> [Your goal]: Extract the lines that hold the string "type".

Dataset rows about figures
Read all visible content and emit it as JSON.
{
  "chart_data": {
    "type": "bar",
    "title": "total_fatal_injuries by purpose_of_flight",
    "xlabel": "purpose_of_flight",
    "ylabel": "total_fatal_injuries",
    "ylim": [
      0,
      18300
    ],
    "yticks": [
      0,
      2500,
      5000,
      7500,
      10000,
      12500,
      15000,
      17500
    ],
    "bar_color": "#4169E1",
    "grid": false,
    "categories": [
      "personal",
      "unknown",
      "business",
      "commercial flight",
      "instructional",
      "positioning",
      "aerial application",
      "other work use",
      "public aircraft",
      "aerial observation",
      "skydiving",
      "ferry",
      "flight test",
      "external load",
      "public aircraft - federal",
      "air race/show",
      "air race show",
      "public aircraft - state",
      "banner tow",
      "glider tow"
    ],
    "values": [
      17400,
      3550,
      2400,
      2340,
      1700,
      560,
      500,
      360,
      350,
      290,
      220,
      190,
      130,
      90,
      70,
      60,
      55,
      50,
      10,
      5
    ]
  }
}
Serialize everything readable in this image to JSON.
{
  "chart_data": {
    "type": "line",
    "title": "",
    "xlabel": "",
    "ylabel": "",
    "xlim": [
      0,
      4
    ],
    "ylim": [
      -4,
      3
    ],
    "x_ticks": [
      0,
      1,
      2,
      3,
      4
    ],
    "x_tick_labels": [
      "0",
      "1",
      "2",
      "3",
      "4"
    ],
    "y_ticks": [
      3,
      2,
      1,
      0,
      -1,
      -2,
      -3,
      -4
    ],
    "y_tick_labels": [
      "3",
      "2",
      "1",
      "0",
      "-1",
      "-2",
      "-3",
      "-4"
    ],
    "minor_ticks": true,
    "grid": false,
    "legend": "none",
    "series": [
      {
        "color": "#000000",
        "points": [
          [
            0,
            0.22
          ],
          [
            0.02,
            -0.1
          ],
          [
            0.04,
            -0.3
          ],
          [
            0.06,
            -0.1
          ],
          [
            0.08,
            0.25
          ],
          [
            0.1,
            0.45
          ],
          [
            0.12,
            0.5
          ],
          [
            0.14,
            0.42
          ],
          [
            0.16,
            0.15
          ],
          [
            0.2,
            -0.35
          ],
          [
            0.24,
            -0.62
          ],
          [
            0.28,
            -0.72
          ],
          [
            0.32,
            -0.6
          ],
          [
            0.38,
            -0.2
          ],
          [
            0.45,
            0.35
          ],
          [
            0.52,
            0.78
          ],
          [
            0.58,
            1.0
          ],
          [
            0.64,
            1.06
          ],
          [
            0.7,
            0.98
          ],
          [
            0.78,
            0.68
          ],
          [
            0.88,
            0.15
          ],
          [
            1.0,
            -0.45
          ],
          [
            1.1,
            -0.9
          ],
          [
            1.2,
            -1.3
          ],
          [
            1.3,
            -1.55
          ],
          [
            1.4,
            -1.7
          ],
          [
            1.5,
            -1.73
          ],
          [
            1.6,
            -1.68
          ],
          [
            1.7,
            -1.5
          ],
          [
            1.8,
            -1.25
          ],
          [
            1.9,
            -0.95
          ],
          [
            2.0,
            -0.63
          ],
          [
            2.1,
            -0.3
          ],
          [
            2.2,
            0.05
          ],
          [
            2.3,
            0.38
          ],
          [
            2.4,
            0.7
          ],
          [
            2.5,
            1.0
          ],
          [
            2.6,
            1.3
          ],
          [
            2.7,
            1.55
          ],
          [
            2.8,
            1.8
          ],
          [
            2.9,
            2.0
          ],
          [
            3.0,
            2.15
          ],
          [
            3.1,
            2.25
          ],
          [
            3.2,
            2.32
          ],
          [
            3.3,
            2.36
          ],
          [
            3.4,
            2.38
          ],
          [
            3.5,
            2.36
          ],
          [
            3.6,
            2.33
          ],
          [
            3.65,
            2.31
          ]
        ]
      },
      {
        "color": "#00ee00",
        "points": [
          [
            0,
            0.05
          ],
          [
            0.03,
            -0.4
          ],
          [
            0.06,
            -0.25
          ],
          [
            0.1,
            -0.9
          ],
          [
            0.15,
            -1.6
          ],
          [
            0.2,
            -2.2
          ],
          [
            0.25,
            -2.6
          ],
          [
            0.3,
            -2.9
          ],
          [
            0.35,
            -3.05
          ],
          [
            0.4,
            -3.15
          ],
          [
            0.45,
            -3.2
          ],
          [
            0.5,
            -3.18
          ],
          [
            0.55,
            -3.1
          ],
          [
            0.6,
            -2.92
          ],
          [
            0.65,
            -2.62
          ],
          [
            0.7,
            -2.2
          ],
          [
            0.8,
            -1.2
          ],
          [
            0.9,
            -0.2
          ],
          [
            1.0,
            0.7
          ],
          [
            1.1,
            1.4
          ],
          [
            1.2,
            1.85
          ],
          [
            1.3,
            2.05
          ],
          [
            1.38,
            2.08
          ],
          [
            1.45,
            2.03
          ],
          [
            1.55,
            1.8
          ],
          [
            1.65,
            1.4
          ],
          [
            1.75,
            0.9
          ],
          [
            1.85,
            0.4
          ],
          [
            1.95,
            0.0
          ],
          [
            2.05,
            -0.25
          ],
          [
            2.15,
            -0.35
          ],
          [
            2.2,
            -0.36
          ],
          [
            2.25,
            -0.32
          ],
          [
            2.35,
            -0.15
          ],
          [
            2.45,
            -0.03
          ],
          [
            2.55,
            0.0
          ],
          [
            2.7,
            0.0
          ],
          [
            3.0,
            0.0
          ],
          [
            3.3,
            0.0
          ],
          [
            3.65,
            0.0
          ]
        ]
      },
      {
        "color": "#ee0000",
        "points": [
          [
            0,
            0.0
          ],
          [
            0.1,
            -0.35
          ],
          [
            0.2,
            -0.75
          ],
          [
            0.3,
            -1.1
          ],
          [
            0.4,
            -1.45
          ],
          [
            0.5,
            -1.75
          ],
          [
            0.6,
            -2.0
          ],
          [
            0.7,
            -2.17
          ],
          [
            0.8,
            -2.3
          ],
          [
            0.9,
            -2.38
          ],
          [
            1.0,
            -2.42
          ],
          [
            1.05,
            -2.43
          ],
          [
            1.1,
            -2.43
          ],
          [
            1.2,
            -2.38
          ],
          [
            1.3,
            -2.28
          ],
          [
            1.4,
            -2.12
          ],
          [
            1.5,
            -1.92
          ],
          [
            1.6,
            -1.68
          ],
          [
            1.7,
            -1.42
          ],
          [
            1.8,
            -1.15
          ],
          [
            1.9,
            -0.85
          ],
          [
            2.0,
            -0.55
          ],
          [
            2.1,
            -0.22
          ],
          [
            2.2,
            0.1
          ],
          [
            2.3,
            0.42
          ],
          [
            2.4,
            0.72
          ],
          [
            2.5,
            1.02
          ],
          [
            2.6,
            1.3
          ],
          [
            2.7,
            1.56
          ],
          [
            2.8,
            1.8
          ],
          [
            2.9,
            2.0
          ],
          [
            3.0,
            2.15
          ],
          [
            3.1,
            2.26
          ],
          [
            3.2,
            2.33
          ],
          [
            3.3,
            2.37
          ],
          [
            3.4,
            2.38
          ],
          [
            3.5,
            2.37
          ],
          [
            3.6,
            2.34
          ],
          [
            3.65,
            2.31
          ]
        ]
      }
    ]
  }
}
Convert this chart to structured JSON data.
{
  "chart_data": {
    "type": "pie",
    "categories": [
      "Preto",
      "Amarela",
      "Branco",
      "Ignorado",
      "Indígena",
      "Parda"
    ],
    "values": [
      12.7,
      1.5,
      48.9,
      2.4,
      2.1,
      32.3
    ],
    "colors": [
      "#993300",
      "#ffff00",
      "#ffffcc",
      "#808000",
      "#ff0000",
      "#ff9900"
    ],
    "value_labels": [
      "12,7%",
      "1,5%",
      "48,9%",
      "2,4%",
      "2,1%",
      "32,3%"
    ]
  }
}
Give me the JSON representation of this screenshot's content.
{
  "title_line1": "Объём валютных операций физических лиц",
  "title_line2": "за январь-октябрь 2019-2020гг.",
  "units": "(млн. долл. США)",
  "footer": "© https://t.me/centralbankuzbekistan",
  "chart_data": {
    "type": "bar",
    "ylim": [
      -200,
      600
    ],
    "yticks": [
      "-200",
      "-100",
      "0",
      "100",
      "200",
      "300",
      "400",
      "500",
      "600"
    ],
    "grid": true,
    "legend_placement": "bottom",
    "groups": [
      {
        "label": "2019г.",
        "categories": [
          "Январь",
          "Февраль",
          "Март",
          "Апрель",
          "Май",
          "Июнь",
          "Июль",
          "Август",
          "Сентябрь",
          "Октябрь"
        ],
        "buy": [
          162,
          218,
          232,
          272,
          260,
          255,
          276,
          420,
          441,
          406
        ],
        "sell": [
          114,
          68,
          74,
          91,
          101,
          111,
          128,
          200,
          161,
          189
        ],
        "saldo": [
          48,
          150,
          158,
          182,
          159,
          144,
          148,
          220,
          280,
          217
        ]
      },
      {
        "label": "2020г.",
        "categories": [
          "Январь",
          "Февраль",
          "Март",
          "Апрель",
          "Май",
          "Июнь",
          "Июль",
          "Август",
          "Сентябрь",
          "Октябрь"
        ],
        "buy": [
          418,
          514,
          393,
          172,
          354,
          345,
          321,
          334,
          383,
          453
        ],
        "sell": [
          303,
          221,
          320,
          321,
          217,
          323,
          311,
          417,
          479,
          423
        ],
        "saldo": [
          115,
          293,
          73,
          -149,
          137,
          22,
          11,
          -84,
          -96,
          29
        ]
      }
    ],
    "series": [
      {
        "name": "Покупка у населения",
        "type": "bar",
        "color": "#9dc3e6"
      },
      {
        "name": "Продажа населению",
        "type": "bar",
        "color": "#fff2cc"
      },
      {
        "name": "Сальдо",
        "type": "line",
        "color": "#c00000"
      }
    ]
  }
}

> [Task result]:
    "type": "bar",
    "type": "line",
    "type": "pie",
    "type": "bar",
        "type": "bar",
        "type": "bar",
        "type": "line",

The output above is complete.